## AIM
With the pictures omitted, write out the entries that follow exactly as they stand.

--- STORED RECORDS ---

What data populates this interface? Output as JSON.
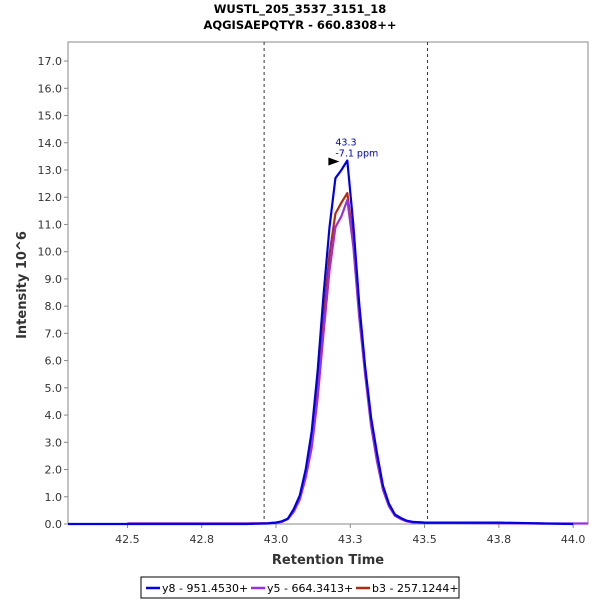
{
  "chart_data": {
    "type": "line",
    "title": "WUSTL_205_3537_3151_18",
    "subtitle": "AQGISAEPQTYR - 660.8308++",
    "xlabel": "Retention Time",
    "ylabel": "Intensity 10^6",
    "xlim": [
      42.3,
      44.05
    ],
    "ylim": [
      0,
      17.7
    ],
    "x_ticks": [
      "42.5",
      "42.8",
      "43.0",
      "43.3",
      "43.5",
      "43.8",
      "44.0"
    ],
    "x_tick_values": [
      42.5,
      42.75,
      43.0,
      43.25,
      43.5,
      43.75,
      44.0
    ],
    "y_ticks": [
      "0.0",
      "1.0",
      "2.0",
      "3.0",
      "4.0",
      "5.0",
      "6.0",
      "7.0",
      "8.0",
      "9.0",
      "10.0",
      "11.0",
      "12.0",
      "13.0",
      "14.0",
      "15.0",
      "16.0",
      "17.0"
    ],
    "y_tick_values": [
      0,
      1,
      2,
      3,
      4,
      5,
      6,
      7,
      8,
      9,
      10,
      11,
      12,
      13,
      14,
      15,
      16,
      17
    ],
    "vlines": [
      42.96,
      43.51
    ],
    "annotation": {
      "x": 43.22,
      "y": 13.35,
      "rt_text": "43.3",
      "ppm_text": "-7.1 ppm",
      "color": "#0000c8"
    },
    "series": [
      {
        "name": "y8 - 951.4530+",
        "color": "#0000e6",
        "x": [
          42.3,
          42.9,
          42.97,
          43.0,
          43.02,
          43.04,
          43.06,
          43.08,
          43.1,
          43.12,
          43.14,
          43.16,
          43.18,
          43.2,
          43.22,
          43.24,
          43.26,
          43.28,
          43.3,
          43.32,
          43.34,
          43.36,
          43.38,
          43.4,
          43.42,
          43.44,
          43.46,
          43.5,
          43.6,
          43.75,
          43.9,
          44.0
        ],
        "y": [
          0.0,
          0.0,
          0.02,
          0.05,
          0.1,
          0.2,
          0.55,
          1.05,
          2.0,
          3.4,
          5.6,
          8.4,
          10.9,
          12.7,
          13.0,
          13.35,
          11.0,
          8.1,
          5.8,
          3.9,
          2.6,
          1.4,
          0.75,
          0.35,
          0.22,
          0.12,
          0.08,
          0.05,
          0.05,
          0.05,
          0.02,
          0.0
        ]
      },
      {
        "name": "y5 - 664.3413+",
        "color": "#9b30e0",
        "x": [
          42.5,
          42.9,
          42.97,
          43.0,
          43.02,
          43.04,
          43.06,
          43.08,
          43.1,
          43.12,
          43.14,
          43.16,
          43.18,
          43.2,
          43.22,
          43.24,
          43.26,
          43.28,
          43.3,
          43.32,
          43.34,
          43.36,
          43.38,
          43.4,
          43.42,
          43.44,
          43.46,
          43.5,
          43.6,
          43.75,
          43.9,
          44.05
        ],
        "y": [
          0.02,
          0.02,
          0.03,
          0.05,
          0.08,
          0.18,
          0.45,
          0.9,
          1.7,
          2.8,
          4.6,
          7.0,
          9.3,
          10.9,
          11.3,
          11.9,
          10.2,
          7.6,
          5.5,
          3.6,
          2.3,
          1.25,
          0.65,
          0.3,
          0.18,
          0.1,
          0.06,
          0.05,
          0.04,
          0.03,
          0.02,
          0.02
        ]
      },
      {
        "name": "b3 - 257.1244+",
        "color": "#b22a10",
        "x": [
          42.5,
          42.9,
          42.97,
          43.0,
          43.02,
          43.04,
          43.06,
          43.08,
          43.1,
          43.12,
          43.14,
          43.16,
          43.18,
          43.2,
          43.22,
          43.24,
          43.26,
          43.28,
          43.3,
          43.32,
          43.34,
          43.36,
          43.38,
          43.4,
          43.42,
          43.44,
          43.46,
          43.5,
          43.6,
          43.75,
          43.9
        ],
        "y": [
          0.02,
          0.02,
          0.03,
          0.05,
          0.08,
          0.2,
          0.5,
          1.0,
          1.85,
          3.0,
          5.0,
          7.6,
          9.9,
          11.4,
          11.8,
          12.15,
          10.4,
          7.8,
          5.6,
          3.7,
          2.4,
          1.3,
          0.7,
          0.32,
          0.2,
          0.1,
          0.07,
          0.05,
          0.04,
          0.03,
          0.02
        ]
      }
    ]
  }
}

---

## IN RESPONSE
What data populates this interface? Output as JSON.
{
  "chart_data": {
    "type": "line",
    "title": "WUSTL_205_3537_3151_18",
    "subtitle": "AQGISAEPQTYR - 660.8308++",
    "xlabel": "Retention Time",
    "ylabel": "Intensity 10^6",
    "xlim": [
      42.3,
      44.05
    ],
    "ylim": [
      0,
      17.7
    ],
    "x_ticks": [
      "42.5",
      "42.8",
      "43.0",
      "43.3",
      "43.5",
      "43.8",
      "44.0"
    ],
    "x_tick_values": [
      42.5,
      42.75,
      43.0,
      43.25,
      43.5,
      43.75,
      44.0
    ],
    "y_ticks": [
      "0.0",
      "1.0",
      "2.0",
      "3.0",
      "4.0",
      "5.0",
      "6.0",
      "7.0",
      "8.0",
      "9.0",
      "10.0",
      "11.0",
      "12.0",
      "13.0",
      "14.0",
      "15.0",
      "16.0",
      "17.0"
    ],
    "y_tick_values": [
      0,
      1,
      2,
      3,
      4,
      5,
      6,
      7,
      8,
      9,
      10,
      11,
      12,
      13,
      14,
      15,
      16,
      17
    ],
    "vlines": [
      42.96,
      43.51
    ],
    "annotation": {
      "x": 43.22,
      "y": 13.35,
      "rt_text": "43.3",
      "ppm_text": "-7.1 ppm",
      "color": "#0000c8"
    },
    "series": [
      {
        "name": "y8 - 951.4530+",
        "color": "#0000e6",
        "x": [
          42.3,
          42.9,
          42.97,
          43.0,
          43.02,
          43.04,
          43.06,
          43.08,
          43.1,
          43.12,
          43.14,
          43.16,
          43.18,
          43.2,
          43.22,
          43.24,
          43.26,
          43.28,
          43.3,
          43.32,
          43.34,
          43.36,
          43.38,
          43.4,
          43.42,
          43.44,
          43.46,
          43.5,
          43.6,
          43.75,
          43.9,
          44.0
        ],
        "y": [
          0.0,
          0.0,
          0.02,
          0.05,
          0.1,
          0.2,
          0.55,
          1.05,
          2.0,
          3.4,
          5.6,
          8.4,
          10.9,
          12.7,
          13.0,
          13.35,
          11.0,
          8.1,
          5.8,
          3.9,
          2.6,
          1.4,
          0.75,
          0.35,
          0.22,
          0.12,
          0.08,
          0.05,
          0.05,
          0.05,
          0.02,
          0.0
        ]
      },
      {
        "name": "y5 - 664.3413+",
        "color": "#9b30e0",
        "x": [
          42.5,
          42.9,
          42.97,
          43.0,
          43.02,
          43.04,
          43.06,
          43.08,
          43.1,
          43.12,
          43.14,
          43.16,
          43.18,
          43.2,
          43.22,
          43.24,
          43.26,
          43.28,
          43.3,
          43.32,
          43.34,
          43.36,
          43.38,
          43.4,
          43.42,
          43.44,
          43.46,
          43.5,
          43.6,
          43.75,
          43.9,
          44.05
        ],
        "y": [
          0.02,
          0.02,
          0.03,
          0.05,
          0.08,
          0.18,
          0.45,
          0.9,
          1.7,
          2.8,
          4.6,
          7.0,
          9.3,
          10.9,
          11.3,
          11.9,
          10.2,
          7.6,
          5.5,
          3.6,
          2.3,
          1.25,
          0.65,
          0.3,
          0.18,
          0.1,
          0.06,
          0.05,
          0.04,
          0.03,
          0.02,
          0.02
        ]
      },
      {
        "name": "b3 - 257.1244+",
        "color": "#b22a10",
        "x": [
          42.5,
          42.9,
          42.97,
          43.0,
          43.02,
          43.04,
          43.06,
          43.08,
          43.1,
          43.12,
          43.14,
          43.16,
          43.18,
          43.2,
          43.22,
          43.24,
          43.26,
          43.28,
          43.3,
          43.32,
          43.34,
          43.36,
          43.38,
          43.4,
          43.42,
          43.44,
          43.46,
          43.5,
          43.6,
          43.75,
          43.9
        ],
        "y": [
          0.02,
          0.02,
          0.03,
          0.05,
          0.08,
          0.2,
          0.5,
          1.0,
          1.85,
          3.0,
          5.0,
          7.6,
          9.9,
          11.4,
          11.8,
          12.15,
          10.4,
          7.8,
          5.6,
          3.7,
          2.4,
          1.3,
          0.7,
          0.32,
          0.2,
          0.1,
          0.07,
          0.05,
          0.04,
          0.03,
          0.02
        ]
      }
    ]
  }
}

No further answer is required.